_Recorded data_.
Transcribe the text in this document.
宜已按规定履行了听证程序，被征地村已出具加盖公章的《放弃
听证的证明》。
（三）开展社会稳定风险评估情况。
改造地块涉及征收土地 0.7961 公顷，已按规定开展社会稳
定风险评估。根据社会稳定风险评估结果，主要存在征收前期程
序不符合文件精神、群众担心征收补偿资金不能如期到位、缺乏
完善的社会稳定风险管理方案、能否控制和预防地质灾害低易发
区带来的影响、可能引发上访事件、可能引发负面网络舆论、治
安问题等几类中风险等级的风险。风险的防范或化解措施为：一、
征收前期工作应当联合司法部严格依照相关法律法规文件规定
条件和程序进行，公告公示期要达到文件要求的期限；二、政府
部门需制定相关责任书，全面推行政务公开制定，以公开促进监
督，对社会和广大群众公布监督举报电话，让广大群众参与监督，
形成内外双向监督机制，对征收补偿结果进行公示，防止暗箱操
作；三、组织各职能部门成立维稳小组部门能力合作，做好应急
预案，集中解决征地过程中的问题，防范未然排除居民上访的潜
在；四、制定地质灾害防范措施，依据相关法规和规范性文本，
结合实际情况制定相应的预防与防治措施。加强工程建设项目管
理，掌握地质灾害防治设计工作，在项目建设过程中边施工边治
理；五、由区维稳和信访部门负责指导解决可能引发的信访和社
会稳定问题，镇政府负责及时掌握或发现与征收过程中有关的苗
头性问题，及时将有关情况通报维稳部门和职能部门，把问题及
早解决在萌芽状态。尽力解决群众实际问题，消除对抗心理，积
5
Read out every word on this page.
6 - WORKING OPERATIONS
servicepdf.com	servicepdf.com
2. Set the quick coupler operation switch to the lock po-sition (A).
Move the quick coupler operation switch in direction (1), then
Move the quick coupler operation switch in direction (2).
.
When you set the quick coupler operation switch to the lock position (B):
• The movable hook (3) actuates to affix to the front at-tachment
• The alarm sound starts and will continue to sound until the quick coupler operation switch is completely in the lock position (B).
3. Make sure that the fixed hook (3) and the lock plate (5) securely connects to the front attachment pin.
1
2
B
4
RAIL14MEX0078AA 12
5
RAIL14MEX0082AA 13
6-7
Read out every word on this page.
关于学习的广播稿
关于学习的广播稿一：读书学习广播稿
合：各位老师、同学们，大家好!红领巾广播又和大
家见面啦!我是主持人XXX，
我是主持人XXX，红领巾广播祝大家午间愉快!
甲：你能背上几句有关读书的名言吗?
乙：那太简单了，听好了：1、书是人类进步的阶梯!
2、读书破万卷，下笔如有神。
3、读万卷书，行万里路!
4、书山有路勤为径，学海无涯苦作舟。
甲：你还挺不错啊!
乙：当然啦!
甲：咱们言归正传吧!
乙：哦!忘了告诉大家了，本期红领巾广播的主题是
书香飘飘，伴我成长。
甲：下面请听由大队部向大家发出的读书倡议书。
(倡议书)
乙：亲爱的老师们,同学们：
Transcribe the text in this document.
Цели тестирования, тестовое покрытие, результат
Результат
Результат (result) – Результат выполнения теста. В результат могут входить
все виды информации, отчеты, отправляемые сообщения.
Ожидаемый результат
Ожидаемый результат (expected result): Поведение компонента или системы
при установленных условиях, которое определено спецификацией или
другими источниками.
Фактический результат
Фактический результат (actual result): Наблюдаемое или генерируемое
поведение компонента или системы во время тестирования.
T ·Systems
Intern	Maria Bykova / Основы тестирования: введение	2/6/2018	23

_THE EXERCISE_.
Repeat back the data above, exact to the last character.

_FINAL RESULT_.
Transcribe the text in this document.
宜已按规定履行了听证程序，被征地村已出具加盖公章的《放弃
听证的证明》。
（三）开展社会稳定风险评估情况。
改造地块涉及征收土地 0.7961 公顷，已按规定开展社会稳
定风险评估。根据社会稳定风险评估结果，主要存在征收前期程
序不符合文件精神、群众担心征收补偿资金不能如期到位、缺乏
完善的社会稳定风险管理方案、能否控制和预防地质灾害低易发
区带来的影响、可能引发上访事件、可能引发负面网络舆论、治
安问题等几类中风险等级的风险。风险的防范或化解措施为：一、
征收前期工作应当联合司法部严格依照相关法律法规文件规定
条件和程序进行，公告公示期要达到文件要求的期限；二、政府
部门需制定相关责任书，全面推行政务公开制定，以公开促进监
督，对社会和广大群众公布监督举报电话，让广大群众参与监督，
形成内外双向监督机制，对征收补偿结果进行公示，防止暗箱操
作；三、组织各职能部门成立维稳小组部门能力合作，做好应急
预案，集中解决征地过程中的问题，防范未然排除居民上访的潜
在；四、制定地质灾害防范措施，依据相关法规和规范性文本，
结合实际情况制定相应的预防与防治措施。加强工程建设项目管
理，掌握地质灾害防治设计工作，在项目建设过程中边施工边治
理；五、由区维稳和信访部门负责指导解决可能引发的信访和社
会稳定问题，镇政府负责及时掌握或发现与征收过程中有关的苗
头性问题，及时将有关情况通报维稳部门和职能部门，把问题及
早解决在萌芽状态。尽力解决群众实际问题，消除对抗心理，积
5
Read out every word on this page.
6 - WORKING OPERATIONS
servicepdf.com	servicepdf.com
2. Set the quick coupler operation switch to the lock po-sition (A).
Move the quick coupler operation switch in direction (1), then
Move the quick coupler operation switch in direction (2).
.
When you set the quick coupler operation switch to the lock position (B):
• The movable hook (3) actuates to affix to the front at-tachment
• The alarm sound starts and will continue to sound until the quick coupler operation switch is completely in the lock position (B).
3. Make sure that the fixed hook (3) and the lock plate (5) securely connects to the front attachment pin.
1
2
B
4
RAIL14MEX0078AA 12
5
RAIL14MEX0082AA 13
6-7
Read out every word on this page.
关于学习的广播稿
关于学习的广播稿一：读书学习广播稿
合：各位老师、同学们，大家好!红领巾广播又和大
家见面啦!我是主持人XXX，
我是主持人XXX，红领巾广播祝大家午间愉快!
甲：你能背上几句有关读书的名言吗?
乙：那太简单了，听好了：1、书是人类进步的阶梯!
2、读书破万卷，下笔如有神。
3、读万卷书，行万里路!
4、书山有路勤为径，学海无涯苦作舟。
甲：你还挺不错啊!
乙：当然啦!
甲：咱们言归正传吧!
乙：哦!忘了告诉大家了，本期红领巾广播的主题是
书香飘飘，伴我成长。
甲：下面请听由大队部向大家发出的读书倡议书。
(倡议书)
乙：亲爱的老师们,同学们：
Transcribe the text in this document.
Цели тестирования, тестовое покрытие, результат
Результат
Результат (result) – Результат выполнения теста. В результат могут входить
все виды информации, отчеты, отправляемые сообщения.
Ожидаемый результат
Ожидаемый результат (expected result): Поведение компонента или системы
при установленных условиях, которое определено спецификацией или
другими источниками.
Фактический результат
Фактический результат (actual result): Наблюдаемое или генерируемое
поведение компонента или системы во время тестирования.
T ·Systems
Intern	Maria Bykova / Основы тестирования: введение	2/6/2018	23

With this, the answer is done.